**EXERCISE TASK**
An exact copy of the records is required, minus the pictures they hold.

**ENTRIES SUPPLIED**

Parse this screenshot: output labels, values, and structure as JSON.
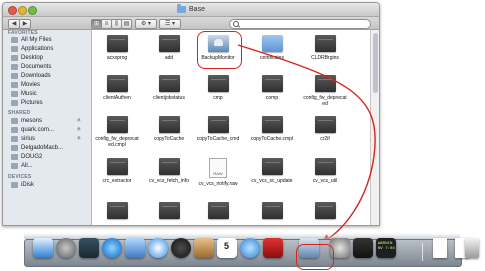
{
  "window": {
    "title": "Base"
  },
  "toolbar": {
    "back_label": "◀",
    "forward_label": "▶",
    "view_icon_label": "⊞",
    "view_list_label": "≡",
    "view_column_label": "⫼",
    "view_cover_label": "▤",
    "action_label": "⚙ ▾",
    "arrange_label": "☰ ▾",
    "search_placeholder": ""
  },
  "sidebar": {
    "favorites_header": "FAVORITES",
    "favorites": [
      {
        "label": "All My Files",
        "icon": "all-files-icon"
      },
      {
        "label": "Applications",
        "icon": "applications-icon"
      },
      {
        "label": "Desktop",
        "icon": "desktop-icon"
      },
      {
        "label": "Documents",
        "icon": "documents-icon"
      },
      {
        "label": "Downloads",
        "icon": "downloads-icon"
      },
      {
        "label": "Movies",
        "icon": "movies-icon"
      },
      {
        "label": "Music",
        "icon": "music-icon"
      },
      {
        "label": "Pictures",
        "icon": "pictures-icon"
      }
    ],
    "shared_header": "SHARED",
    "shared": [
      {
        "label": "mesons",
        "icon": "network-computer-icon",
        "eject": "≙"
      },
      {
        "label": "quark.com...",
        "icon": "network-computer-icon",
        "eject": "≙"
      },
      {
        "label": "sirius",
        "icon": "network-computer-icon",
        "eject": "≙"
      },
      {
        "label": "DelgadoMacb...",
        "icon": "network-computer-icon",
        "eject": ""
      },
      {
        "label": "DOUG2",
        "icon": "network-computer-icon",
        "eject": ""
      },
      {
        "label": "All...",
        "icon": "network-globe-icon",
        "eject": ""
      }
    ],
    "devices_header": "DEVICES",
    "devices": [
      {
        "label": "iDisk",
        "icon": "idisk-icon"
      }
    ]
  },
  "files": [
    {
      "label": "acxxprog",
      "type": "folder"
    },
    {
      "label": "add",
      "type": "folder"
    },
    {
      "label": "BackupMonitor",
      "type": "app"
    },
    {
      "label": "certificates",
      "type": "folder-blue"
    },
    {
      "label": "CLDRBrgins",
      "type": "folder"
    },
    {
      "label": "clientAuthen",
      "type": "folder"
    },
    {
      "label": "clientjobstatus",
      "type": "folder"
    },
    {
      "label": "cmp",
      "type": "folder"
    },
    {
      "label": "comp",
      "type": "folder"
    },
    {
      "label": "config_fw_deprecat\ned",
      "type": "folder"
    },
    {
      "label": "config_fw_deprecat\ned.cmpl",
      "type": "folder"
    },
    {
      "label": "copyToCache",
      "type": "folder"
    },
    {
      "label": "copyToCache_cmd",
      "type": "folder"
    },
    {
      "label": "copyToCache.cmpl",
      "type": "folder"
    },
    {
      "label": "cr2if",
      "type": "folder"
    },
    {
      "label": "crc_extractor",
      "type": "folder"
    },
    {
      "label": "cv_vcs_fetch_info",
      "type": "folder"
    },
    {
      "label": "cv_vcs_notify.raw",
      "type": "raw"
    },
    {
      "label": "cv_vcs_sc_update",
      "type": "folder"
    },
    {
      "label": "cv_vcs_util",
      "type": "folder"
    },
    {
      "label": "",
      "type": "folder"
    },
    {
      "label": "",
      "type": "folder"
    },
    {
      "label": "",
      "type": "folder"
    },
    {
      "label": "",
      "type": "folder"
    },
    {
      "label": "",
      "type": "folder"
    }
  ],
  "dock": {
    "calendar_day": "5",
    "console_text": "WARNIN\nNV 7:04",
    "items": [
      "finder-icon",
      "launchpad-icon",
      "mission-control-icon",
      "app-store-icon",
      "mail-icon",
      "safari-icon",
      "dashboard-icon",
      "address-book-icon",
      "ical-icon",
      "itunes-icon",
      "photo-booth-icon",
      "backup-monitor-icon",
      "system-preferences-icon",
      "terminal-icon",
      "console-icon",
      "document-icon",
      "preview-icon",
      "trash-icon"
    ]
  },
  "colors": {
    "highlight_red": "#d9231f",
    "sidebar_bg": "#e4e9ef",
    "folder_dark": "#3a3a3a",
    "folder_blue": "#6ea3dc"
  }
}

**COMPLETED EXERCISE**
Parse this screenshot: output labels, values, and structure as JSON.
{
  "window": {
    "title": "Base"
  },
  "toolbar": {
    "back_label": "◀",
    "forward_label": "▶",
    "view_icon_label": "⊞",
    "view_list_label": "≡",
    "view_column_label": "⫼",
    "view_cover_label": "▤",
    "action_label": "⚙ ▾",
    "arrange_label": "☰ ▾",
    "search_placeholder": ""
  },
  "sidebar": {
    "favorites_header": "FAVORITES",
    "favorites": [
      {
        "label": "All My Files",
        "icon": "all-files-icon"
      },
      {
        "label": "Applications",
        "icon": "applications-icon"
      },
      {
        "label": "Desktop",
        "icon": "desktop-icon"
      },
      {
        "label": "Documents",
        "icon": "documents-icon"
      },
      {
        "label": "Downloads",
        "icon": "downloads-icon"
      },
      {
        "label": "Movies",
        "icon": "movies-icon"
      },
      {
        "label": "Music",
        "icon": "music-icon"
      },
      {
        "label": "Pictures",
        "icon": "pictures-icon"
      }
    ],
    "shared_header": "SHARED",
    "shared": [
      {
        "label": "mesons",
        "icon": "network-computer-icon",
        "eject": "≙"
      },
      {
        "label": "quark.com...",
        "icon": "network-computer-icon",
        "eject": "≙"
      },
      {
        "label": "sirius",
        "icon": "network-computer-icon",
        "eject": "≙"
      },
      {
        "label": "DelgadoMacb...",
        "icon": "network-computer-icon",
        "eject": ""
      },
      {
        "label": "DOUG2",
        "icon": "network-computer-icon",
        "eject": ""
      },
      {
        "label": "All...",
        "icon": "network-globe-icon",
        "eject": ""
      }
    ],
    "devices_header": "DEVICES",
    "devices": [
      {
        "label": "iDisk",
        "icon": "idisk-icon"
      }
    ]
  },
  "files": [
    {
      "label": "acxxprog",
      "type": "folder"
    },
    {
      "label": "add",
      "type": "folder"
    },
    {
      "label": "BackupMonitor",
      "type": "app"
    },
    {
      "label": "certificates",
      "type": "folder-blue"
    },
    {
      "label": "CLDRBrgins",
      "type": "folder"
    },
    {
      "label": "clientAuthen",
      "type": "folder"
    },
    {
      "label": "clientjobstatus",
      "type": "folder"
    },
    {
      "label": "cmp",
      "type": "folder"
    },
    {
      "label": "comp",
      "type": "folder"
    },
    {
      "label": "config_fw_deprecat\ned",
      "type": "folder"
    },
    {
      "label": "config_fw_deprecat\ned.cmpl",
      "type": "folder"
    },
    {
      "label": "copyToCache",
      "type": "folder"
    },
    {
      "label": "copyToCache_cmd",
      "type": "folder"
    },
    {
      "label": "copyToCache.cmpl",
      "type": "folder"
    },
    {
      "label": "cr2if",
      "type": "folder"
    },
    {
      "label": "crc_extractor",
      "type": "folder"
    },
    {
      "label": "cv_vcs_fetch_info",
      "type": "folder"
    },
    {
      "label": "cv_vcs_notify.raw",
      "type": "raw"
    },
    {
      "label": "cv_vcs_sc_update",
      "type": "folder"
    },
    {
      "label": "cv_vcs_util",
      "type": "folder"
    },
    {
      "label": "",
      "type": "folder"
    },
    {
      "label": "",
      "type": "folder"
    },
    {
      "label": "",
      "type": "folder"
    },
    {
      "label": "",
      "type": "folder"
    },
    {
      "label": "",
      "type": "folder"
    }
  ],
  "dock": {
    "calendar_day": "5",
    "console_text": "WARNIN\nNV 7:04",
    "items": [
      "finder-icon",
      "launchpad-icon",
      "mission-control-icon",
      "app-store-icon",
      "mail-icon",
      "safari-icon",
      "dashboard-icon",
      "address-book-icon",
      "ical-icon",
      "itunes-icon",
      "photo-booth-icon",
      "backup-monitor-icon",
      "system-preferences-icon",
      "terminal-icon",
      "console-icon",
      "document-icon",
      "preview-icon",
      "trash-icon"
    ]
  },
  "colors": {
    "highlight_red": "#d9231f",
    "sidebar_bg": "#e4e9ef",
    "folder_dark": "#3a3a3a",
    "folder_blue": "#6ea3dc"
  }
}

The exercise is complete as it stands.